**** Texte extrait ****

HELL (2005)
Tanit Jitnukul
Sathit Praditsarn
Teekayu Thamnitayakul
Par Jean-François Vandeuren
Difficile de faire la promotion de l’enfer de nos jours. À
en juger par ce film s’affichant sous le nom on ne peut plus recherché
de Hell, la grande région de la damnation éternelle
n’est définitivement plus ce qu’elle était.
Même le diable en personne a de la difficulté à
mettre la main sur des cols bleus compétents par les temps qui
courent. D’un autre côté, il ne doit pas être
toujours évident de garder un œil sur ces millions d’âmes
perdues lorsqu’il fait plus de 100 degrés Celsius à
l’ombre. Parlez-en à ces jeunes reporters thaïlandais
qui, à la suite d'un grave accident de la route, durent répondre
des actes commis de leur vivant dans cet univers barbare et sous-administré.
Ces derniers tenteront évidemment d’échapper à
leurs supplices et seront du coup pris en chasse par une horde de démons
ayant visiblement profité du solde de l’Halloween chez
Wal-Mart. Tous les éléments sont alors mis en place pour
que ce spectacle des plus ambitieux nous en mette plein la vue et nous
fasse de nouveau redouter ces lieux peu cléments.

**** Données à utiliser ****

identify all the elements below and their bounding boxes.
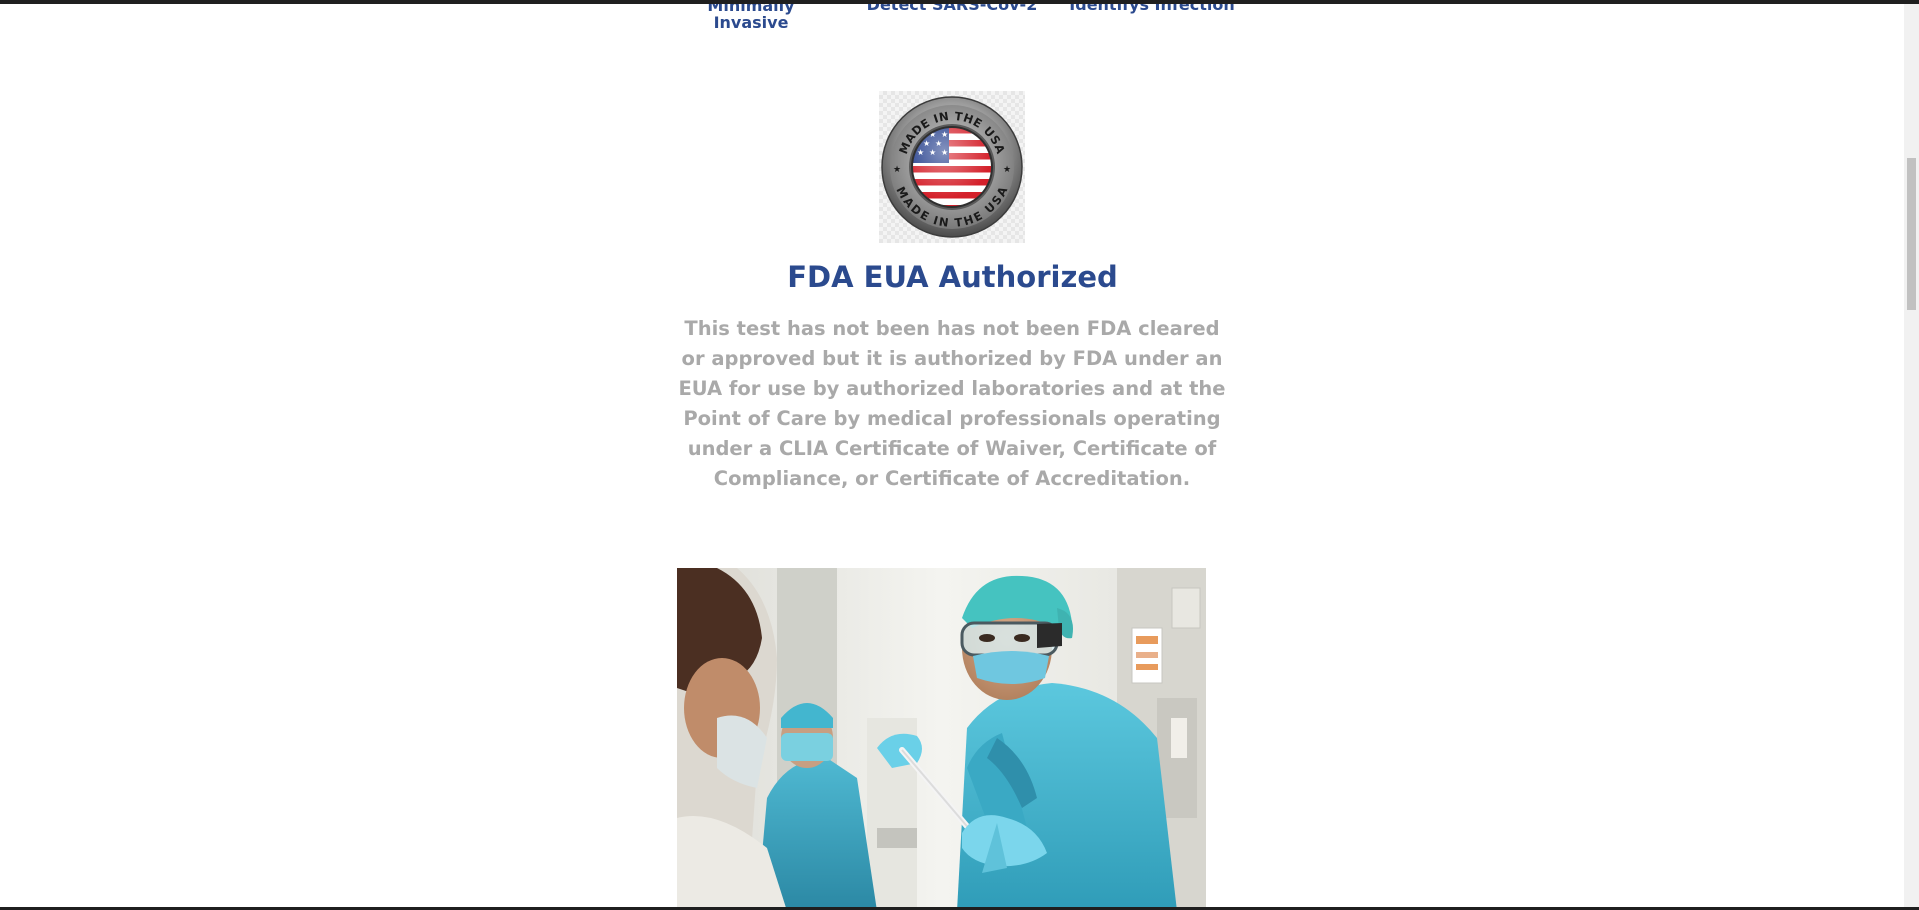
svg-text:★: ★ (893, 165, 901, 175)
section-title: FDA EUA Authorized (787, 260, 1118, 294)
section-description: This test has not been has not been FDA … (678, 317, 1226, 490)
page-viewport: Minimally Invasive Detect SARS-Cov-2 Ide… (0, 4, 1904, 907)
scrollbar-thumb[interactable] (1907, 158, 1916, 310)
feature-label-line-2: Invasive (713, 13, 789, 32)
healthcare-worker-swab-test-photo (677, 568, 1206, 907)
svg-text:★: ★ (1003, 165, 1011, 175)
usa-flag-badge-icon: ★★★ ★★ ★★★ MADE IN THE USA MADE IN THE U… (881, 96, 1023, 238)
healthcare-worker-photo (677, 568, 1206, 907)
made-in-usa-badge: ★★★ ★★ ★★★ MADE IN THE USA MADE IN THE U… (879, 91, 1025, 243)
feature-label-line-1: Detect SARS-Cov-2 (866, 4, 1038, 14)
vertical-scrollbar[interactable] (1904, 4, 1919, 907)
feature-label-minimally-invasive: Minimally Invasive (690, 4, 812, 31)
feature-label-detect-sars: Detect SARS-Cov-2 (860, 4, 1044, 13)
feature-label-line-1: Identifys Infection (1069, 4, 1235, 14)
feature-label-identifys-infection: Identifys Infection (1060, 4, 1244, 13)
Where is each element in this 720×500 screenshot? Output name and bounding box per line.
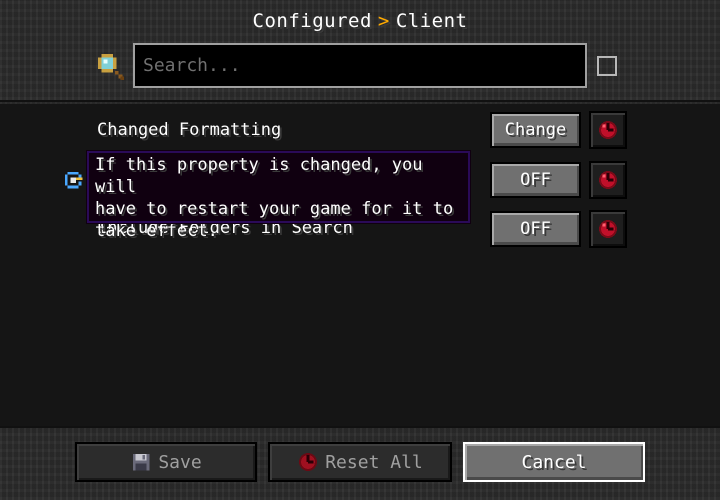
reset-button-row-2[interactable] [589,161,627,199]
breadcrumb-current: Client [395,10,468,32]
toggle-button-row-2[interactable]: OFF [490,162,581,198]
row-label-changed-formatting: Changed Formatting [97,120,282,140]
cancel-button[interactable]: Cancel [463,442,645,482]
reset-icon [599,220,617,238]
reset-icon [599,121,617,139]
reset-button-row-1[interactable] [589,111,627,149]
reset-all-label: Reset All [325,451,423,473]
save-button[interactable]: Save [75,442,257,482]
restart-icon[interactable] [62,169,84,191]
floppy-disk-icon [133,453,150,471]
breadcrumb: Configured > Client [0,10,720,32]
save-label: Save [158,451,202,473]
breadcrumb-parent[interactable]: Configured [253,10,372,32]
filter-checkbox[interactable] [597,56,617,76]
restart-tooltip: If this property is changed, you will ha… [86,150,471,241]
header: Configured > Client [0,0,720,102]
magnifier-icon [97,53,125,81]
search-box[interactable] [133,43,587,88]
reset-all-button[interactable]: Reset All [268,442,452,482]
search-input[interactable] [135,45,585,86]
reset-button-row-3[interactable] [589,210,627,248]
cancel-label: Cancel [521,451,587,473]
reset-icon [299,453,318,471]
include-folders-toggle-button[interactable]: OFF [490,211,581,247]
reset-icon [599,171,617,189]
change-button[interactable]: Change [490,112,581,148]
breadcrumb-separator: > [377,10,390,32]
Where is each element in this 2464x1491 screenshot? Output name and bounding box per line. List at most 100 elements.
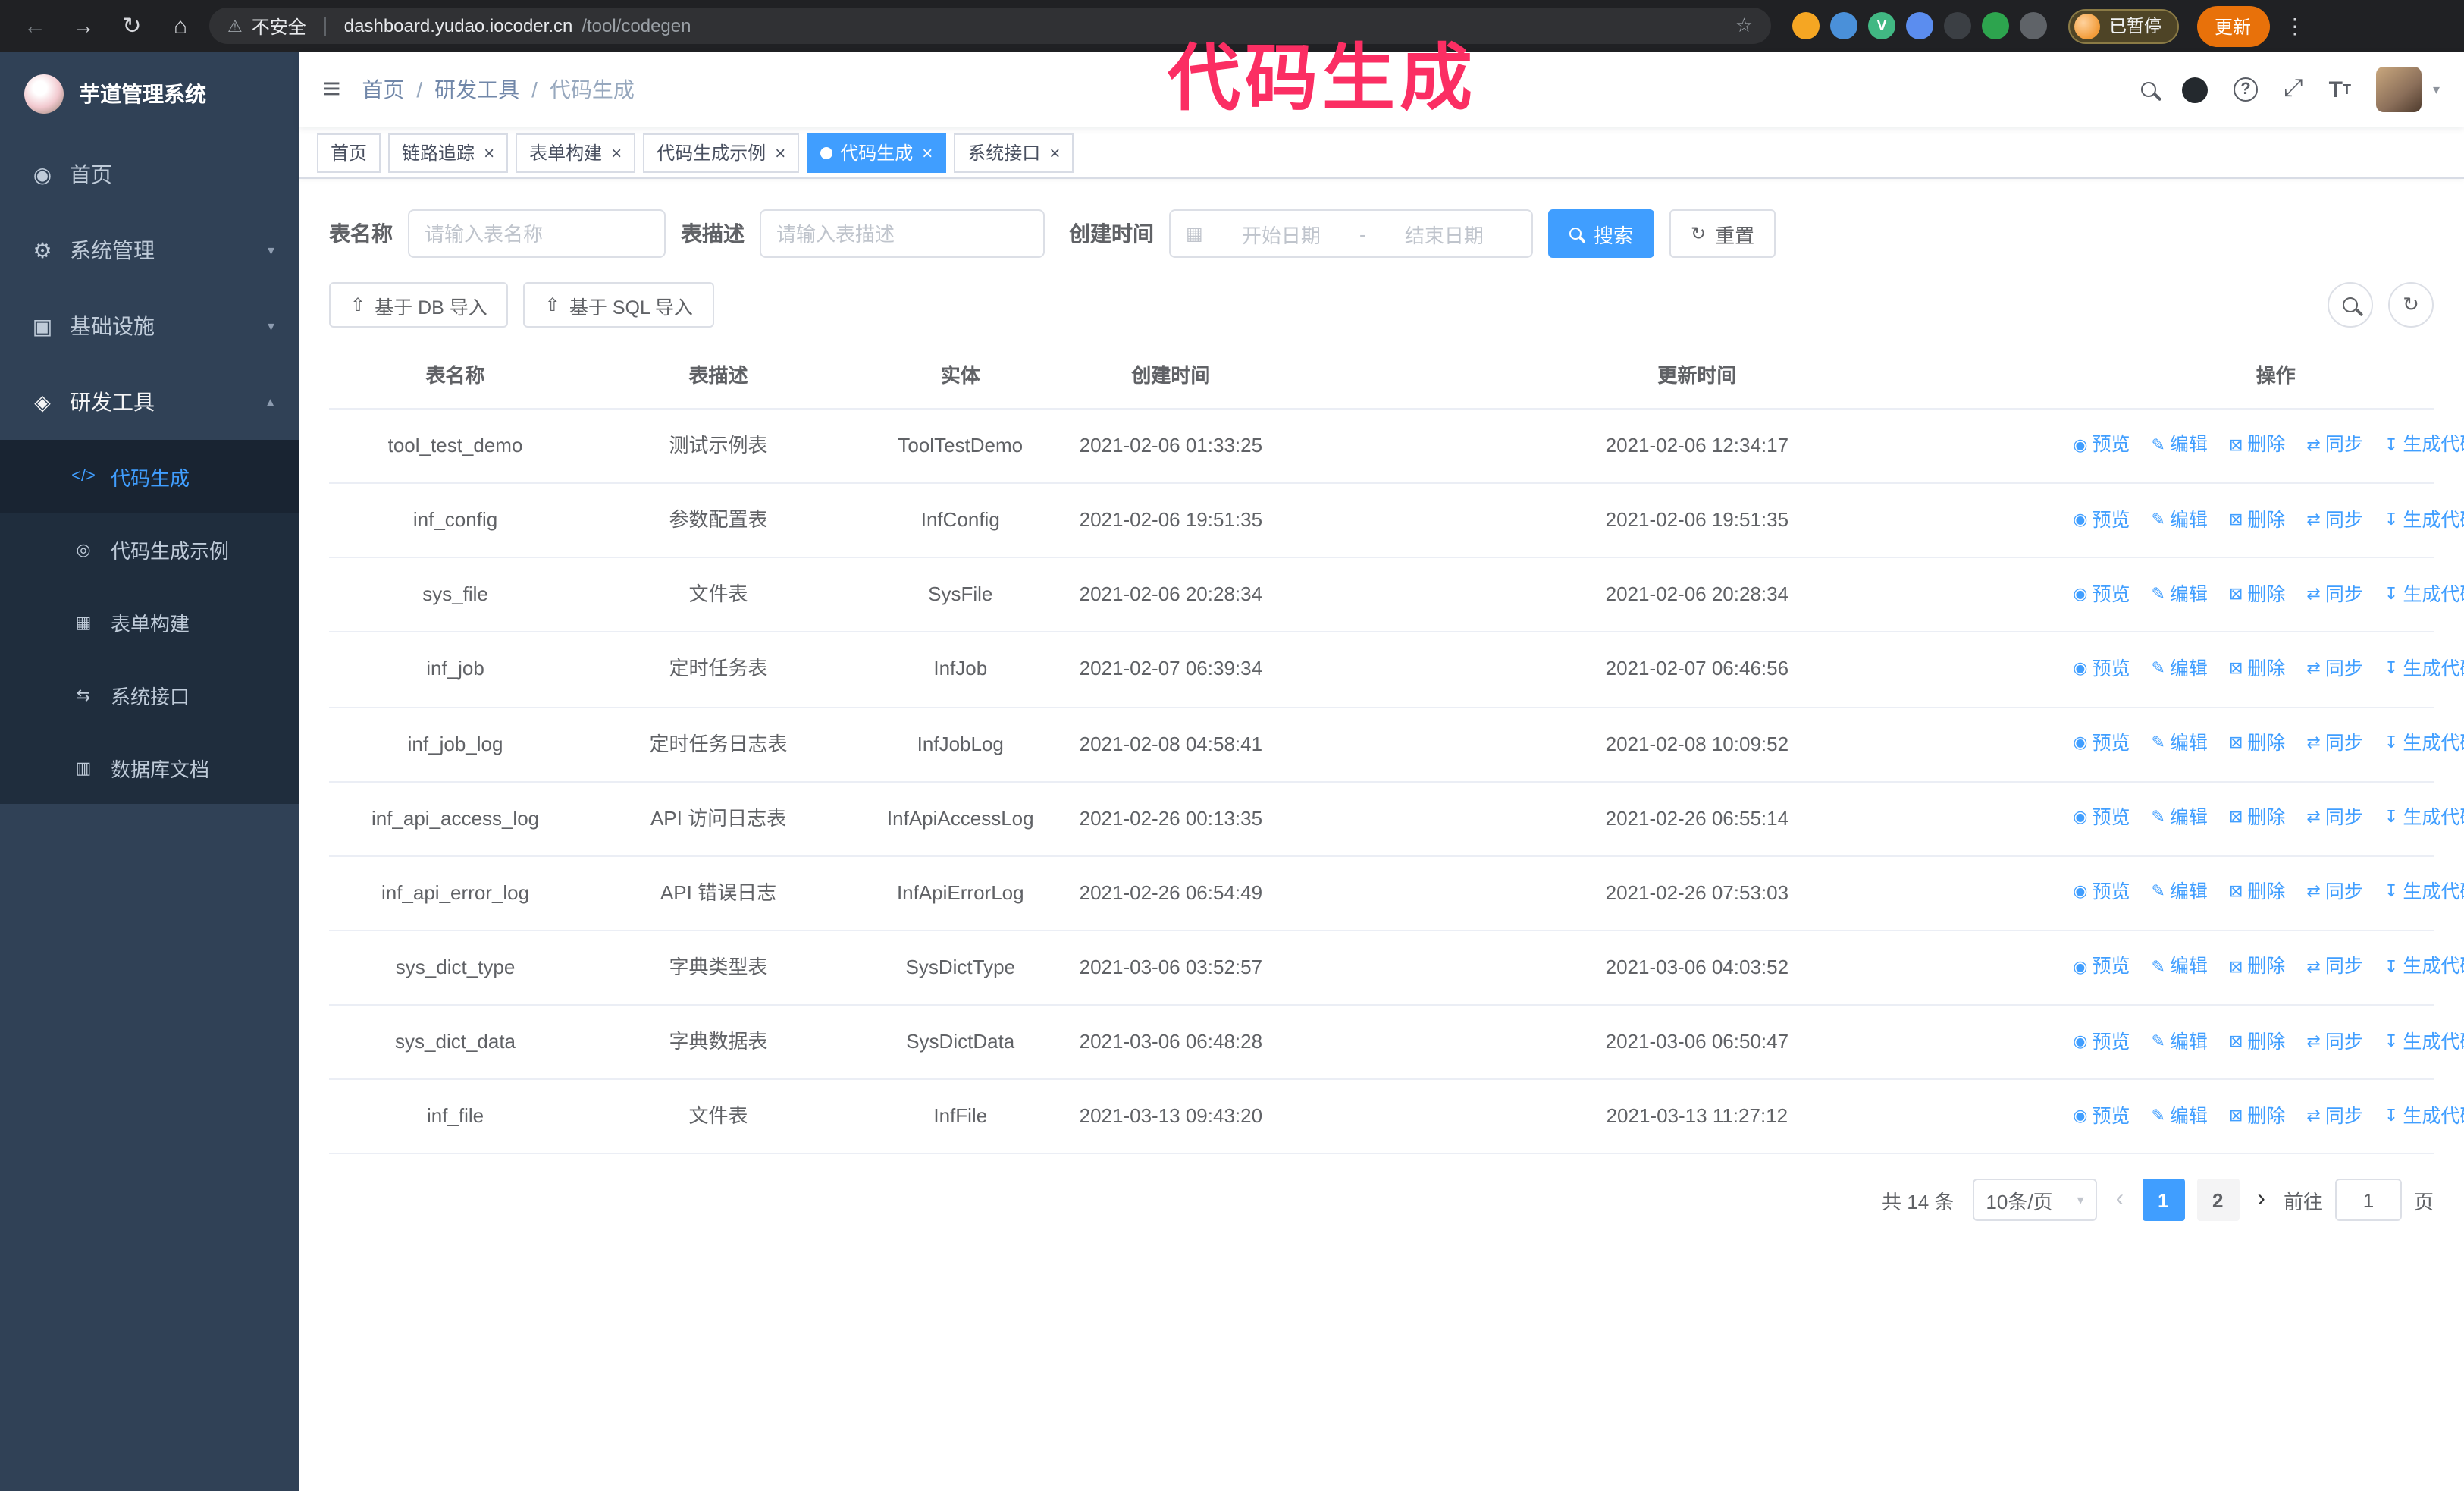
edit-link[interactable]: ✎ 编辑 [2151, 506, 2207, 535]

****

=== Exercices proposés ===
1. Dans les entrées, renommez « section-title » en « page-heading » de la ligne contenant « svg-text:★: ★ (893, 165, 901, 175) » jusqu'à la ligne contenant « page-viewport: Minimally Invasive » incluse. Reproduisez uniquement ces lignes, sans rien changer d'autre.
2. Poursuivez la critique du film Hell à partir de l'endroit où elle s'arrête.
La critique et les entrées forment deux matériaux indépendants.

=== Résultats par tâche ===
1.
svg-text:★: ★ (893, 165, 901, 175)
page-heading: FDA EUA Authorized (787, 260, 1118, 294)
section-description: This test has not been has not been FDA … (678, 317, 1226, 490)
page-viewport: Minimally Invasive Detect SARS-Cov-2 Ide… (0, 4, 1904, 907)

2.
Si Hell avait été produit de ce côté-ci
de l’Atlantique, il n’aurait probablement jamais été
projeté sur un écran de cinéma. Comme tout bon
déchet cinématographique qui se respecte, il aurait été
lâchement catapulté sur les étagères des
clubs vidéo entre les derniers exploits de Steven Seagal et l’affrontement
ultime entre un groupe d’humains désemparés et d’énormes
reptiles mutants. Se situant quelque part entre l’épisode
d’une série télévisée médiévale
peu convaincante et le film d’horreur bas de gamme, Hell
a tout d’une mauvaise blague empilant les séquences bidon
et confuses pour former un ensemble ne faisant souvent aucun sens. Les
trois cinéastes (oui, trois!), responsables de cette grandiose
épopée mystique partagent ainsi leur propre vision de
l’enfer d’une manière on ne peut plus inspirée.
Le trio arriva à ses fins grâce à un vénérable
filtre orangé placé avec le plus grand soin devant la
caméra, énormément de maquillage rouge, un boisé
tout ce qu’il y a de plus banale et un coin de terre un peu plus
désertique. Il ne faudrait surtout pas oublier de mentionner
également la pléthore d’effets spéciaux dont
la qualité renversera assurément tous ceux et celles qui
n’ont pas eu la chance de visionner un seul film depuis 1994.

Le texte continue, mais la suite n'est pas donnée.